Reproduce all of the data below with each instance of "star-icon" replaced by "rating-star" and nothing else changed. Omit the pictures from your answer.

· · · ·

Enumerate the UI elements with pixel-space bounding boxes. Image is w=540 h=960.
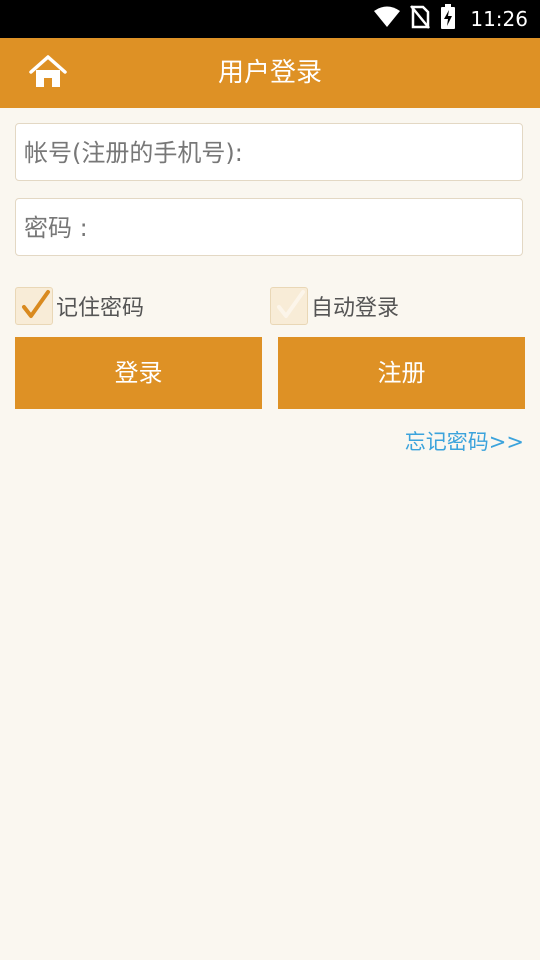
status-icons: 11:26 [374,0,528,38]
wifi-icon [374,6,401,32]
battery-icon [440,4,456,34]
password-field[interactable]: 密码 : [15,198,526,257]
account-input[interactable] [16,124,526,182]
remember-password-option[interactable]: 记住密码 [15,286,144,326]
page-title: 用户登录 [217,58,322,88]
no-sim-icon [410,5,431,33]
remember-password-checkbox[interactable] [15,287,53,325]
register-button[interactable]: 注册 [278,337,525,409]
password-input[interactable] [16,199,526,257]
title-bar: 用户登录 [0,38,540,108]
forgot-password-link[interactable]: 忘记密码>> [405,426,524,456]
status-bar: 11:26 [0,0,540,38]
checkmark-icon [22,290,50,318]
checkmark-icon [277,290,305,318]
auto-login-option[interactable]: 自动登录 [270,286,399,326]
status-time: 11:26 [470,7,528,31]
login-button[interactable]: 登录 [15,337,262,409]
auto-login-checkbox[interactable] [270,287,308,325]
auto-login-label[interactable]: 自动登录 [311,290,399,322]
remember-password-label[interactable]: 记住密码 [56,290,144,322]
account-field[interactable]: 帐号(注册的手机号): [15,123,526,182]
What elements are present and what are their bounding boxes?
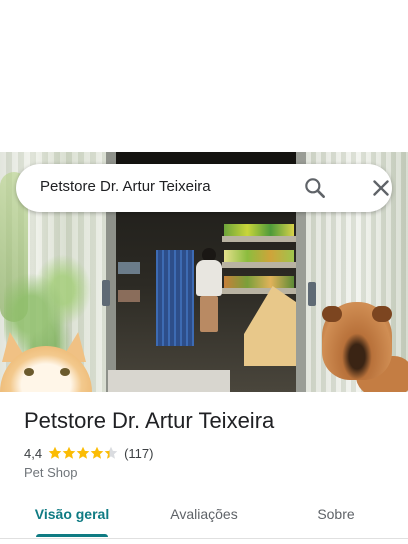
blank-header-area	[0, 0, 408, 152]
place-title: Petstore Dr. Artur Teixeira	[24, 408, 275, 433]
rating-row[interactable]: 4,4 (117)	[24, 444, 153, 462]
door-handle	[308, 282, 316, 306]
star-icon	[48, 446, 62, 459]
person-figure	[194, 248, 224, 332]
star-icon	[76, 446, 90, 459]
door-handle	[102, 280, 110, 306]
star-icon	[90, 446, 104, 459]
pet-cage	[156, 250, 194, 346]
search-icon[interactable]	[302, 175, 328, 201]
tab-overview[interactable]: Visão geral	[24, 494, 120, 534]
close-icon[interactable]	[368, 175, 394, 201]
star-icon	[104, 446, 118, 459]
tab-reviews[interactable]: Avaliações	[154, 494, 254, 534]
active-tab-indicator	[36, 534, 108, 537]
search-bar[interactable]: Petstore Dr. Artur Teixeira	[16, 164, 392, 212]
cat-decal	[0, 332, 94, 392]
tab-bar: Visão geral Avaliações Sobre	[0, 494, 408, 539]
search-input[interactable]: Petstore Dr. Artur Teixeira	[40, 178, 211, 195]
review-count[interactable]: (117)	[124, 446, 153, 461]
tab-about[interactable]: Sobre	[296, 494, 376, 534]
rating-value: 4,4	[24, 445, 43, 461]
dog-decal	[322, 302, 408, 392]
rating-stars	[48, 446, 118, 460]
star-icon	[62, 446, 76, 459]
place-category: Pet Shop	[24, 465, 78, 480]
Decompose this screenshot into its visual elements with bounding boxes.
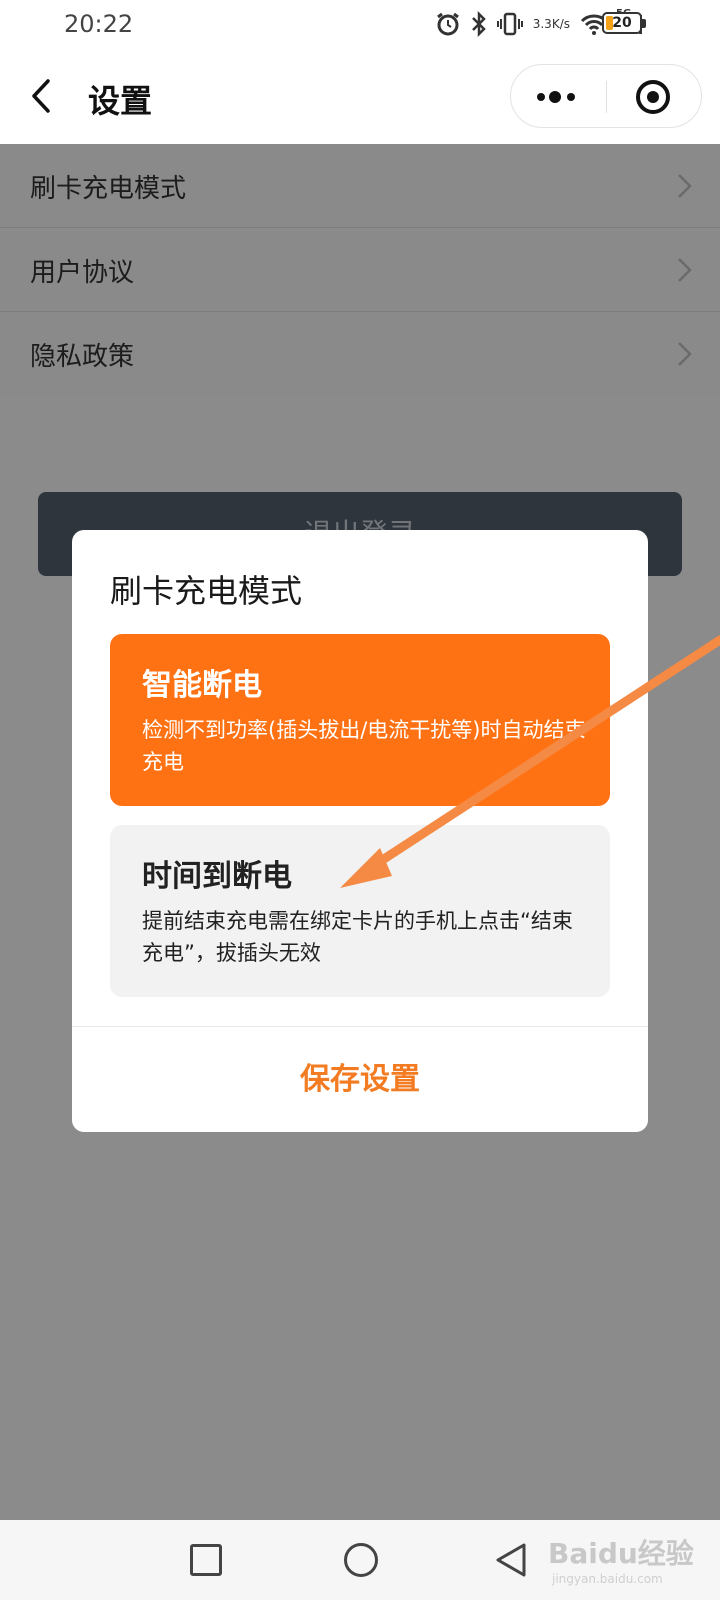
battery-level: 20 [612,15,632,31]
back-icon[interactable] [28,78,58,114]
settings-item-user-agreement[interactable]: 用户协议 [0,228,720,312]
option-description: 提前结束充电需在绑定卡片的手机上点击“结束充电”，拔插头无效 [142,909,573,965]
chevron-right-icon [676,340,694,368]
option-title: 智能断电 [142,668,262,703]
settings-item-label: 用户协议 [30,258,135,288]
network-speed: 3.3 K/s [533,18,570,30]
battery-icon: 20 [602,12,642,34]
battery-tip [642,19,646,28]
vibrate-icon [496,11,523,37]
settings-item-privacy-policy[interactable]: 隐私政策 [0,312,720,396]
app-header: 设置 [0,48,720,144]
settings-item-card-mode[interactable]: 刷卡充电模式 [0,144,720,228]
speed-unit: K/s [551,17,570,31]
watermark-sub: jingyan.baidu.com [552,1572,663,1586]
bluetooth-icon [471,11,487,37]
miniapp-capsule [510,64,702,128]
more-dots-icon[interactable] [511,65,607,129]
chevron-right-icon [676,172,694,200]
option-smart-cutoff[interactable]: 智能断电 检测不到功率(插头拔出/电流干扰等)时自动结束充电 [110,634,610,806]
settings-list: 刷卡充电模式 用户协议 隐私政策 [0,144,720,396]
speed-value: 3.3 [532,17,552,31]
status-bar: 20:22 3.3 K/s 5G 20 [0,0,720,48]
chevron-right-icon [676,256,694,284]
dialog-title: 刷卡充电模式 [110,572,303,610]
page-title: 设置 [88,82,153,120]
option-timed-cutoff[interactable]: 时间到断电 提前结束充电需在绑定卡片的手机上点击“结束充电”，拔插头无效 [110,825,610,997]
status-time: 20:22 [64,10,134,38]
recent-apps-icon[interactable] [190,1544,222,1576]
option-description: 检测不到功率(插头拔出/电流干扰等)时自动结束充电 [142,718,586,774]
save-settings-button[interactable]: 保存设置 [72,1027,648,1132]
nav-back-icon[interactable] [494,1542,528,1578]
home-icon[interactable] [344,1543,378,1577]
settings-item-label: 刷卡充电模式 [30,174,187,204]
alarm-icon [435,11,461,37]
target-close-icon[interactable] [607,65,703,129]
settings-item-label: 隐私政策 [30,342,135,372]
option-title: 时间到断电 [142,859,292,894]
watermark: Baidu经验 [548,1537,694,1570]
system-nav-bar: Baidu经验 jingyan.baidu.com [0,1520,720,1600]
charge-mode-dialog: 刷卡充电模式 智能断电 检测不到功率(插头拔出/电流干扰等)时自动结束充电 时间… [72,530,648,1132]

· · · ·

* OUTPUT OF THE EXERCISE *
Enumerate the UI elements with pixel-space bounding boxes. Image is w=540 h=960.
status-icons: 11:26 [374,0,528,38]
wifi-icon [374,6,401,32]
battery-icon [440,4,456,34]
password-field[interactable]: 密码 : [15,198,526,257]
account-input[interactable] [16,124,526,182]
remember-password-option[interactable]: 记住密码 [15,286,144,326]
page-title: 用户登录 [217,58,322,88]
no-sim-icon [410,5,431,33]
remember-password-checkbox[interactable] [15,287,53,325]
register-button[interactable]: 注册 [278,337,525,409]
password-input[interactable] [16,199,526,257]
title-bar: 用户登录 [0,38,540,108]
forgot-password-link[interactable]: 忘记密码>> [405,426,524,456]
status-bar: 11:26 [0,0,540,38]
checkmark-icon [22,290,50,318]
checkmark-icon [277,290,305,318]
auto-login-option[interactable]: 自动登录 [270,286,399,326]
status-time: 11:26 [470,7,528,31]
login-button[interactable]: 登录 [15,337,262,409]
auto-login-checkbox[interactable] [270,287,308,325]
auto-login-label[interactable]: 自动登录 [311,290,399,322]
remember-password-label[interactable]: 记住密码 [56,290,144,322]
account-field[interactable]: 帐号(注册的手机号): [15,123,526,182]
What elements are present and what are their bounding boxes?
blank-header-area	[0, 0, 408, 152]
place-title: Petstore Dr. Artur Teixeira	[24, 408, 275, 433]
rating-row[interactable]: 4,4 (117)	[24, 444, 153, 462]
door-handle	[308, 282, 316, 306]
rating-star	[48, 446, 62, 459]
person-figure	[194, 248, 224, 332]
rating-star	[76, 446, 90, 459]
door-handle	[102, 280, 110, 306]
rating-star	[90, 446, 104, 459]
pet-cage	[156, 250, 194, 346]
search-icon[interactable]	[302, 175, 328, 201]
tab-overview[interactable]: Visão geral	[24, 494, 120, 534]
close-icon[interactable]	[368, 175, 394, 201]
rating-star	[104, 446, 118, 459]
tab-reviews[interactable]: Avaliações	[154, 494, 254, 534]
active-tab-indicator	[36, 534, 108, 537]
search-bar[interactable]: Petstore Dr. Artur Teixeira	[16, 164, 392, 212]
cat-decal	[0, 332, 94, 392]
tab-bar: Visão geral Avaliações Sobre	[0, 494, 408, 539]
search-input[interactable]: Petstore Dr. Artur Teixeira	[40, 178, 211, 195]
review-count[interactable]: (117)	[124, 446, 153, 461]
tab-about[interactable]: Sobre	[296, 494, 376, 534]
rating-value: 4,4	[24, 445, 43, 461]
dog-decal	[322, 302, 408, 392]
rating-stars	[48, 446, 118, 460]
rating-star	[62, 446, 76, 459]
place-category: Pet Shop	[24, 465, 78, 480]
Decompose this screenshot into its visual elements with bounding boxes.
battery-level: 20 [612,15,632,31]
back-icon[interactable] [28,78,58,114]
settings-item-user-agreement[interactable]: 用户协议 [0,228,720,312]
option-description: 提前结束充电需在绑定卡片的手机上点击“结束充电”，拔插头无效 [142,909,573,965]
chevron-right-icon [676,340,694,368]
option-title: 智能断电 [142,668,262,703]
settings-item-label: 用户协议 [30,258,135,288]
network-speed: 3.3 K/s [533,18,570,30]
battery-icon: 20 [602,12,642,34]
battery-tip [642,19,646,28]
vibrate-icon [496,11,523,37]
settings-item-privacy-policy[interactable]: 隐私政策 [0,312,720,396]
app-header: 设置 [0,48,720,144]
settings-item-card-mode[interactable]: 刷卡充电模式 [0,144,720,228]
speed-unit: K/s [551,17,570,31]
watermark-sub: jingyan.baidu.com [552,1572,663,1586]
bluetooth-icon [471,11,487,37]
miniapp-capsule [510,64,702,128]
more-dots-icon[interactable] [511,65,607,129]
chevron-right-icon [676,172,694,200]
option-smart-cutoff[interactable]: 智能断电 检测不到功率(插头拔出/电流干扰等)时自动结束充电 [110,634,610,806]
settings-list: 刷卡充电模式 用户协议 隐私政策 [0,144,720,396]
speed-value: 3.3 [532,17,552,31]
status-bar: 20:22 3.3 K/s 5G 20 [0,0,720,48]
chevron-right-icon [676,256,694,284]
dialog-title: 刷卡充电模式 [110,572,303,610]
page-title: 设置 [88,82,153,120]
option-timed-cutoff[interactable]: 时间到断电 提前结束充电需在绑定卡片的手机上点击“结束充电”，拔插头无效 [110,825,610,997]
status-time: 20:22 [64,10,134,38]
recent-apps-icon[interactable] [190,1544,222,1576]
option-description: 检测不到功率(插头拔出/电流干扰等)时自动结束充电 [142,718,586,774]
save-settings-button[interactable]: 保存设置 [72,1027,648,1132]
nav-back-icon[interactable] [494,1542,528,1578]
home-icon[interactable] [344,1543,378,1577]
settings-item-label: 刷卡充电模式 [30,174,187,204]
alarm-icon [435,11,461,37]
target-close-icon[interactable] [607,65,703,129]
settings-item-label: 隐私政策 [30,342,135,372]
option-title: 时间到断电 [142,859,292,894]
watermark: Baidu经验 [548,1537,694,1570]
system-nav-bar: Baidu经验 jingyan.baidu.com [0,1520,720,1600]
charge-mode-dialog: 刷卡充电模式 智能断电 检测不到功率(插头拔出/电流干扰等)时自动结束充电 时间… [72,530,648,1132]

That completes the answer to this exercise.